-- start Exercise material --

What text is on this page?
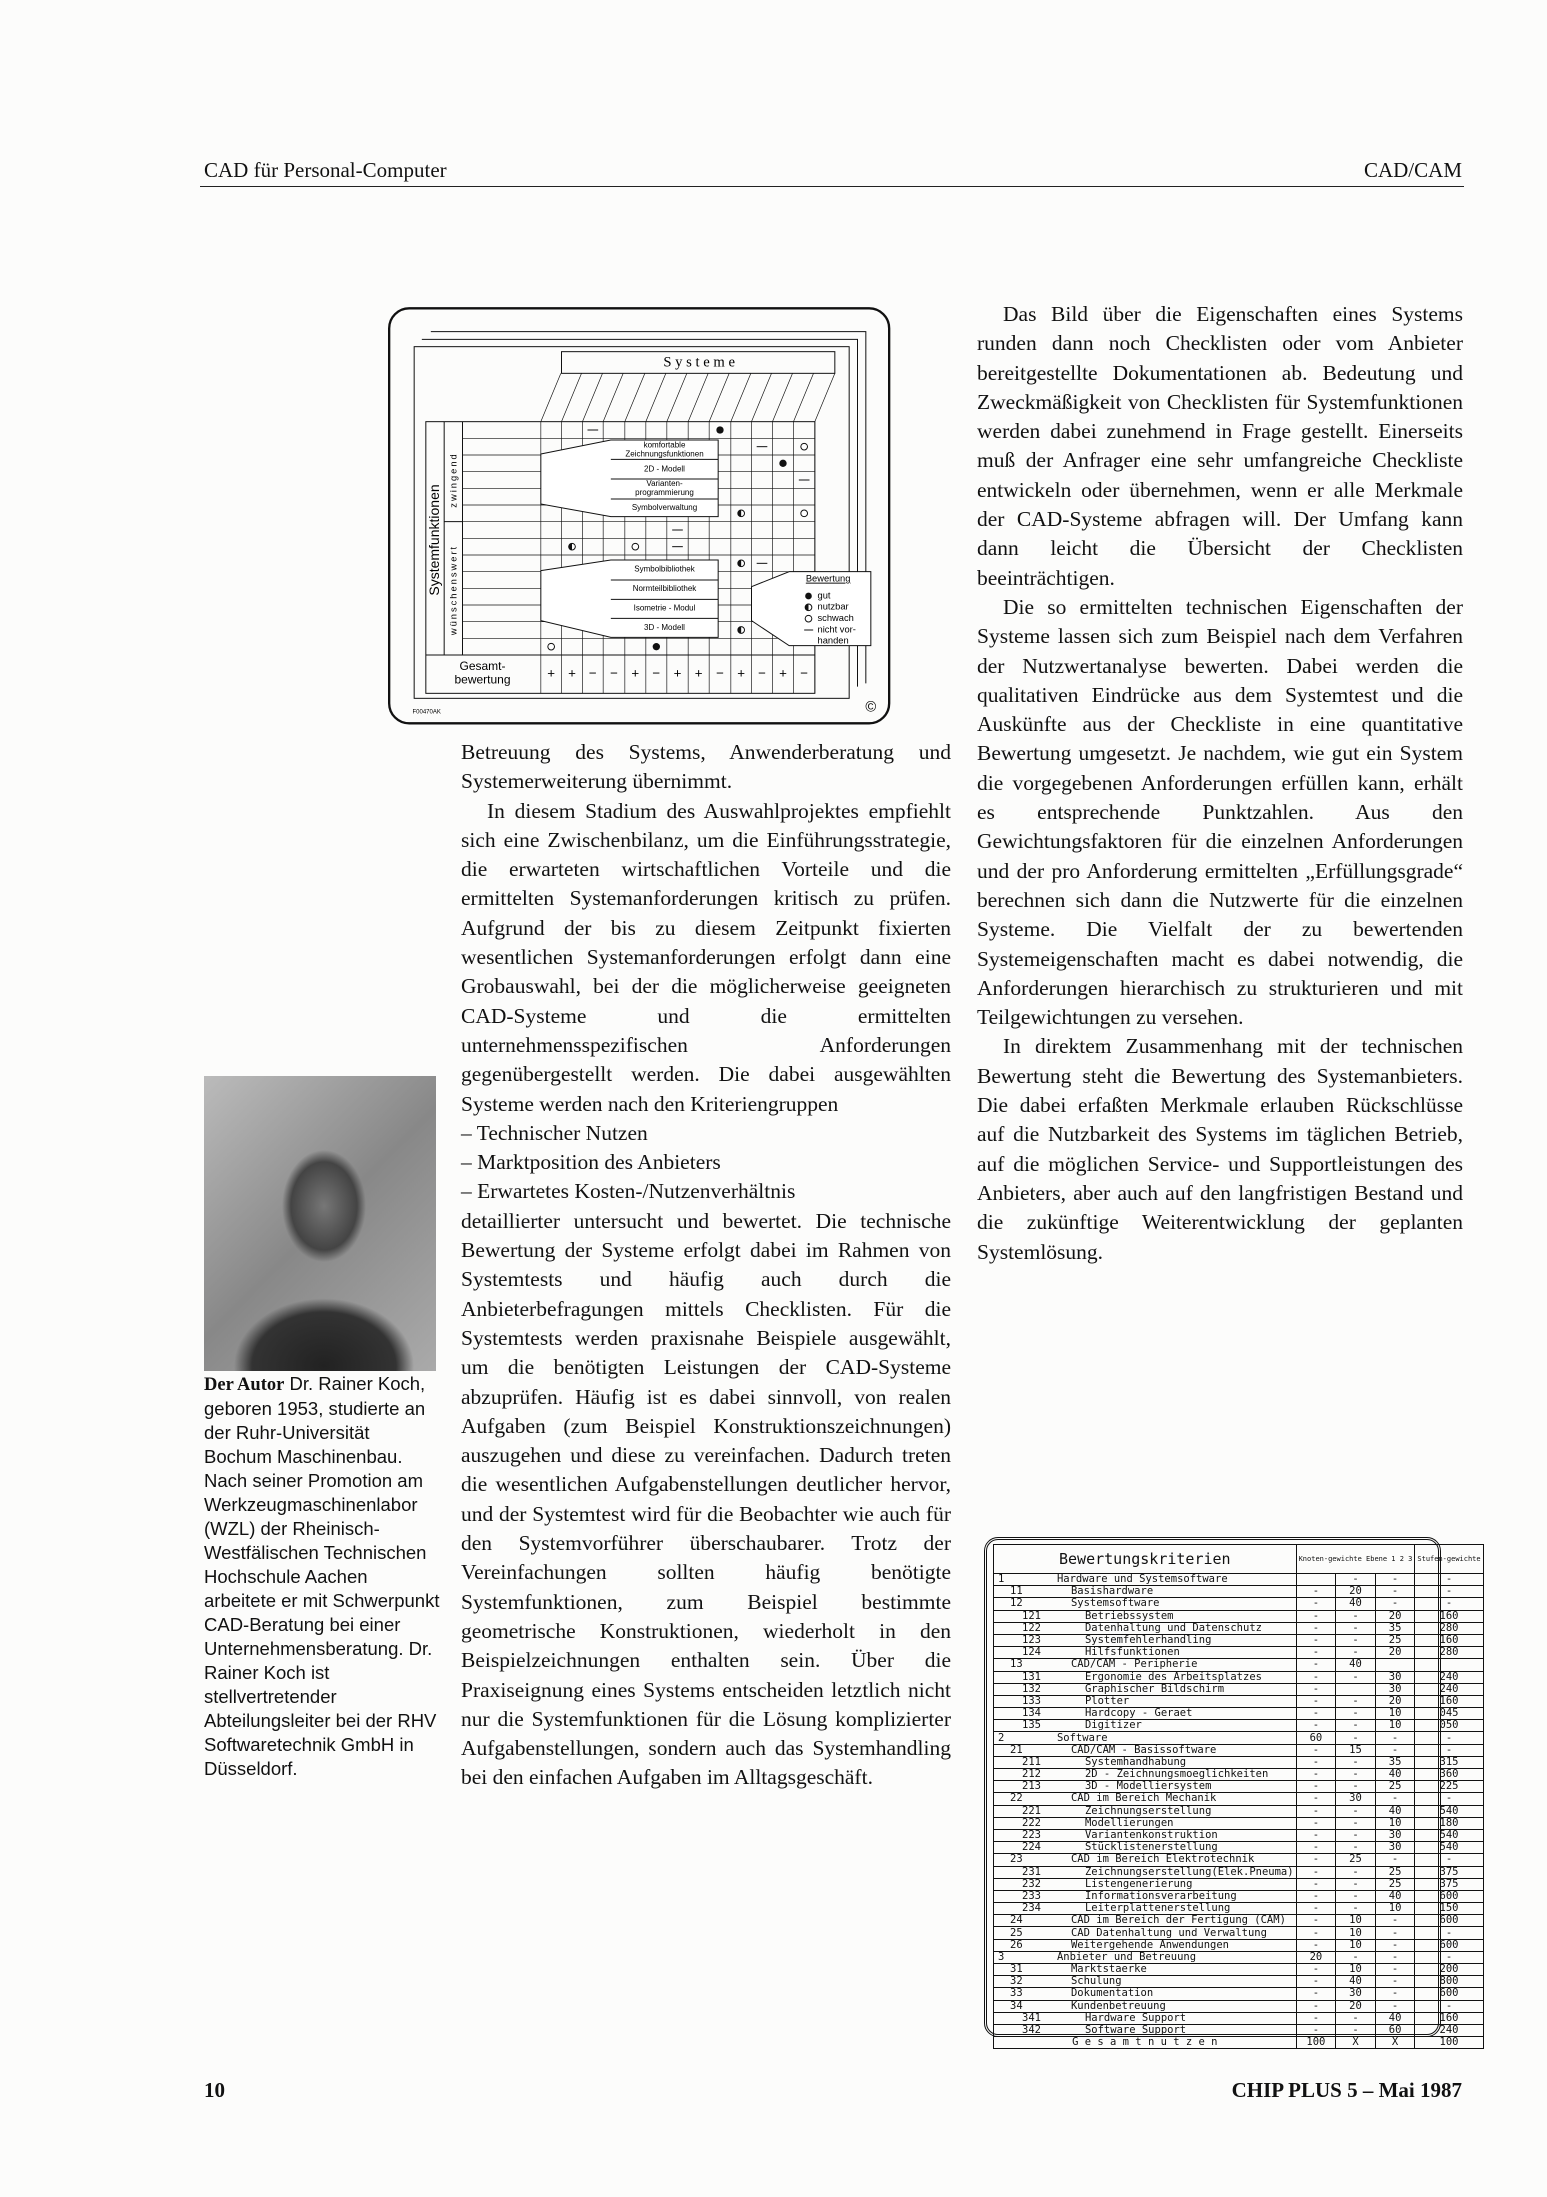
CAD für Personal-Computer	CAD/CAM
S y s t e m e
Systemfunktionen
zwingend
wünschenswert
komfortable
Zeichnungsfunktionen
2D - Modell
Varianten-
programmierung
Symbolverwaltung
Symbolbibliothek
Normteilbibliothek
Isometrie - Modul
3D - Modell
Bewertung
gut
nutzbar
schwach
nicht vor-
handen
Gesamt-
bewertung + + − − + − + + − + − + −
F00470AK	©

Betreuung des Systems, Anwenderberatung und Systemerweiterung übernimmt.

In diesem Stadium des Auswahlprojektes empfiehlt sich eine Zwischenbilanz, um die Einführungsstrategie, die erwarteten wirtschaftlichen Vorteile und die ermittelten Systemanforderungen kritisch zu prüfen. Aufgrund der bis zu diesem Zeitpunkt fixierten wesentlichen Systemanforderungen erfolgt dann eine Grobauswahl, bei der die möglicherweise geeigneten CAD-Systeme und die ermittelten unternehmensspezifischen Anforderungen gegenübergestellt werden. Die dabei ausgewählten Systeme werden nach den Kriteriengruppen

– Technischer Nutzen

– Marktposition des Anbieters

– Erwartetes Kosten-/Nutzenverhältnis

detaillierter untersucht und bewertet. Die technische Bewertung der Systeme erfolgt dabei im Rahmen von Systemtests und häufig auch durch die Anbieterbefragungen mittels Checklisten. Für die Systemtests werden praxisnahe Beispiele ausgewählt, um die benötigten Leistungen der CAD-Systeme abzuprüfen. Häufig ist es dabei sinnvoll, von realen Aufgaben (zum Beispiel Konstruktionszeichnungen) auszugehen und diese zu vereinfachen. Dadurch treten die wesentlichen Aufgabenstellungen deutlicher hervor, und der Systemtest wird für die Beobachter wie auch für den Systemvorführer überschaubarer. Trotz der Vereinfachungen sollten häufig benötigte Systemfunktionen, zum Beispiel bestimmte geometrische Konstruktionen, wiederholt in den Beispielzeichnungen enthalten sein. Über die Praxiseignung eines Systems entscheiden letztlich nicht nur die Systemfunktionen für die Lösung komplizierter Aufgabenstellungen, sondern auch das Systemhandling bei den einfachen Aufgaben im Alltagsgeschäft.

Das Bild über die Eigenschaften eines Systems runden dann noch Checklisten oder vom Anbieter bereitgestellte Dokumentationen ab. Bedeutung und Zweckmäßigkeit von Checklisten für Systemfunktionen werden dabei zunehmend in Frage gestellt. Einerseits muß der Anfrager eine sehr umfangreiche Checkliste entwickeln oder übernehmen, wenn er alle Merkmale der CAD-Systeme abfragen will. Der Umfang kann dann leicht die Übersicht der Checklisten beeinträchtigen.

Die so ermittelten technischen Eigenschaften der Systeme lassen sich zum Beispiel nach dem Verfahren der Nutzwertanalyse bewerten. Dabei werden die qualitativen Eindrücke aus dem Systemtest und die Auskünfte aus der Checkliste in eine quantitative Bewertung umgesetzt. Je nachdem, wie gut ein System die vorgegebenen Anforderungen erfüllen kann, erhält es entsprechende Punktzahlen. Aus den Gewichtungsfaktoren für die einzelnen Anforderungen und der pro Anforderung ermittelten „Erfüllungsgrade“ berechnen sich dann die Nutzwerte für die einzelnen Systeme. Die Vielfalt der zu bewertenden Systemeigenschaften macht es dabei notwendig, die Anforderungen hierarchisch zu strukturieren und mit Teilgewichtungen zu versehen.

In direktem Zusammenhang mit der technischen Bewertung steht die Bewertung des Systemanbieters. Die dabei erfaßten Merkmale erlauben Rückschlüsse auf die Nutzbarkeit des Systems im täglichen Betrieb, auf die möglichen Service- und Supportleistungen des Anbieters, aber auch auf den langfristigen Bestand und die zukünftige Weiterentwicklung der geplanten Systemlösung.

Der Autor Dr. Rainer Koch, geboren 1953, studierte an der Ruhr-Universität Bochum Maschinenbau. Nach seiner Promotion am Werkzeugmaschinenlabor (WZL) der Rheinisch-Westfälischen Technischen Hochschule Aachen arbeitete er mit Schwerpunkt CAD-Beratung bei einer Unternehmensberatung. Dr. Rainer Koch ist stellvertretender Abteilungsleiter bei der RHV Softwaretechnik GmbH in Düsseldorf.
Bewertungskriterien		Knoten-gewichte Ebene 1 2 3			Stufen-gewichte
1	Hardware und Systemsoftware		-	-	-
11	Basishardware	-	20	-	-
12	Systemsoftware	-	40	-	-
121	Betriebssystem	-	-	20	160
122	Datenhaltung und Datenschutz	-	-	35	280
123	Systemfehlerhandling	-	-	25	160
124	Hilfsfunktionen	-	-	20	280
13	CAD/CAM - Peripherie	-	40		
131	Ergonomie des Arbeitsplatzes	-	-	30	240
132	Graphischer Bildschirm	-		30	240
133	Plotter	-	-	20	160
134	Hardcopy - Geraet	-	-	10	045
135	Digitizer	-	-	10	050
2	Software	60	-	-	-
21	CAD/CAM - Basissoftware	-	15	-	-
211	Systemhandhabung	-	-	35	315
212	2D - Zeichnungsmoeglichkeiten	-	-	40	360
213	3D - Modelliersystem	-	-	25	225
22	CAD im Bereich Mechanik	-	30	-	-
221	Zeichnungserstellung	-	-	40	540
222	Modellierungen	-	-	10	180
223	Variantenkonstruktion	-	-	30	540
224	Stücklistenerstellung	-	-	30	540
23	CAD im Bereich Elektrotechnik	-	25	-	-
231	Zeichnungserstellung(Elek.Pneuma)	-	-	25	375
232	Listengenerierung	-	-	25	375
233	Informationsverarbeitung	-	-	40	600
234	Leiterplattenerstellung	-	-	10	150
24	CAD im Bereich der Fertigung (CAM)	-	10	-	600
25	CAD Datenhaltung und Verwaltung	-	10	-	-
26	Weitergehende Anwendungen	-	10	-	600
3	Anbieter und Betreuung	20	-	-	-
31	Marktstaerke	-	10	-	200
32	Schulung	-	40	-	800
33	Dokumentation	-	30	-	600
34	Kundenbetreuung	-	20	-	-
341	Hardware Support	-	-	40	160
342	Software Support	-	-	60	240
G e s a m t n u t z e n		100	X	X	100
10	CHIP PLUS 5 – Mai 1987
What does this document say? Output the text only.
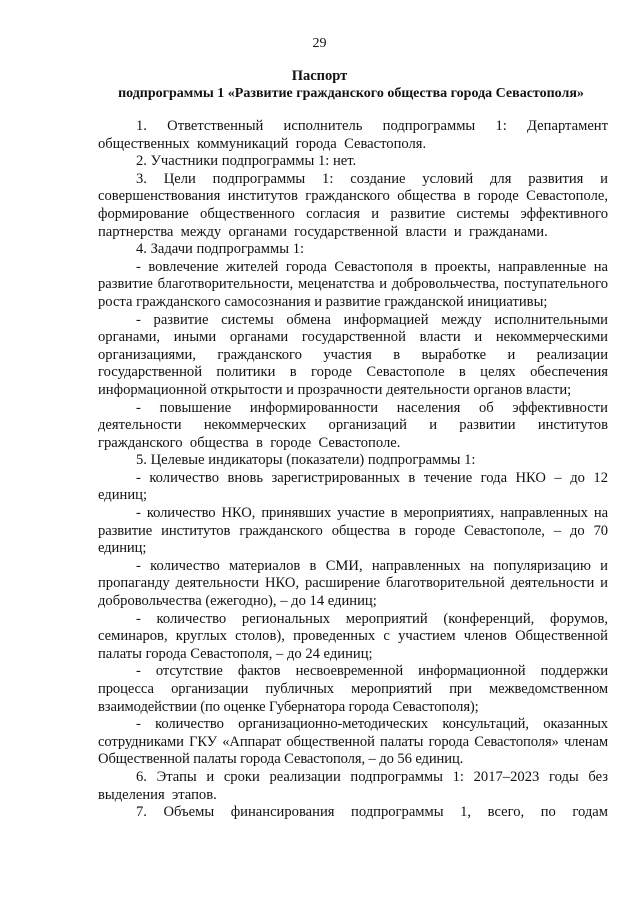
29
Паспорт
подпрограммы 1 «Развитие гражданского общества города Севастополя»

1. Ответственный исполнитель подпрограммы 1: Департамент общественных коммуникаций города Севастополя.

2. Участники подпрограммы 1: нет.

3. Цели подпрограммы 1: создание условий для развития и совершенствования институтов гражданского общества в городе Севастополе, формирование общественного согласия и развитие системы эффективного партнерства между органами государственной власти и гражданами.

4. Задачи подпрограммы 1:

- вовлечение жителей города Севастополя в проекты, направленные на развитие благотворительности, меценатства и добровольчества, поступательного роста гражданского самосознания и развитие гражданской инициативы;

- развитие системы обмена информацией между исполнительными органами, иными органами государственной власти и некоммерческими организациями, гражданского участия в выработке и реализации государственной политики в городе Севастополе в целях обеспечения информационной открытости и прозрачности деятельности органов власти;

- повышение информированности населения об эффективности деятельности некоммерческих организаций и развитии институтов гражданского общества в городе Севастополе.

5. Целевые индикаторы (показатели) подпрограммы 1:

- количество вновь зарегистрированных в течение года НКО – до 12 единиц;

- количество НКО, принявших участие в мероприятиях, направленных на развитие институтов гражданского общества в городе Севастополе, – до 70 единиц;

- количество материалов в СМИ, направленных на популяризацию и пропаганду деятельности НКО, расширение благотворительной деятельности и добровольчества (ежегодно), – до 14 единиц;

- количество региональных мероприятий (конференций, форумов, семинаров, круглых столов), проведенных с участием членов Общественной палаты города Севастополя, – до 24 единиц;

- отсутствие фактов несвоевременной информационной поддержки процесса организации публичных мероприятий при межведомственном взаимодействии (по оценке Губернатора города Севастополя);

- количество организационно-методических консультаций, оказанных сотрудниками ГКУ «Аппарат общественной палаты города Севастополя» членам Общественной палаты города Севастополя, – до 56 единиц.

6. Этапы и сроки реализации подпрограммы 1: 2017–2023 годы без выделения этапов.

7. Объемы финансирования подпрограммы 1, всего, по годам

-- end Exercise material --

Pick out all the lines with the word "auch" in them and copy them.

* _Correct answer_:
detaillierter untersucht und bewertet. Die technische Bewertung der Systeme erfolgt dabei im Rahmen von Systemtests und häufig auch durch die Anbieterbefragungen mittels Checklisten. Für die Systemtests werden praxisnahe Beispiele ausgewählt, um die benötigten Leistungen der CAD-Systeme abzuprüfen. Häufig ist es dabei sinnvoll, von realen Aufgaben (zum Beispiel Konstruktionszeichnungen) auszugehen und diese zu vereinfachen. Dadurch treten die wesentlichen Aufgabenstellungen deutlicher hervor, und der Systemtest wird für die Beobachter wie auch für den Systemvorführer überschaubarer. Trotz der Vereinfachungen sollten häufig benötigte Systemfunktionen, zum Beispiel bestimmte geometrische Konstruktionen, wiederholt in den Beispielzeichnungen enthalten sein. Über die Praxiseignung eines Systems entscheiden letztlich nicht nur die Systemfunktionen für die Lösung komplizierter Aufgabenstellungen, sondern auch das Systemhandling bei den einfachen Aufgaben im Alltagsgeschäft.
In direktem Zusammenhang mit der technischen Bewertung steht die Bewertung des Systemanbieters. Die dabei erfaßten Merkmale erlauben Rückschlüsse auf die Nutzbarkeit des Systems im täglichen Betrieb, auf die möglichen Service- und Supportleistungen des Anbieters, aber auch auf den langfristigen Bestand und die zukünftige Weiterentwicklung der geplanten Systemlösung.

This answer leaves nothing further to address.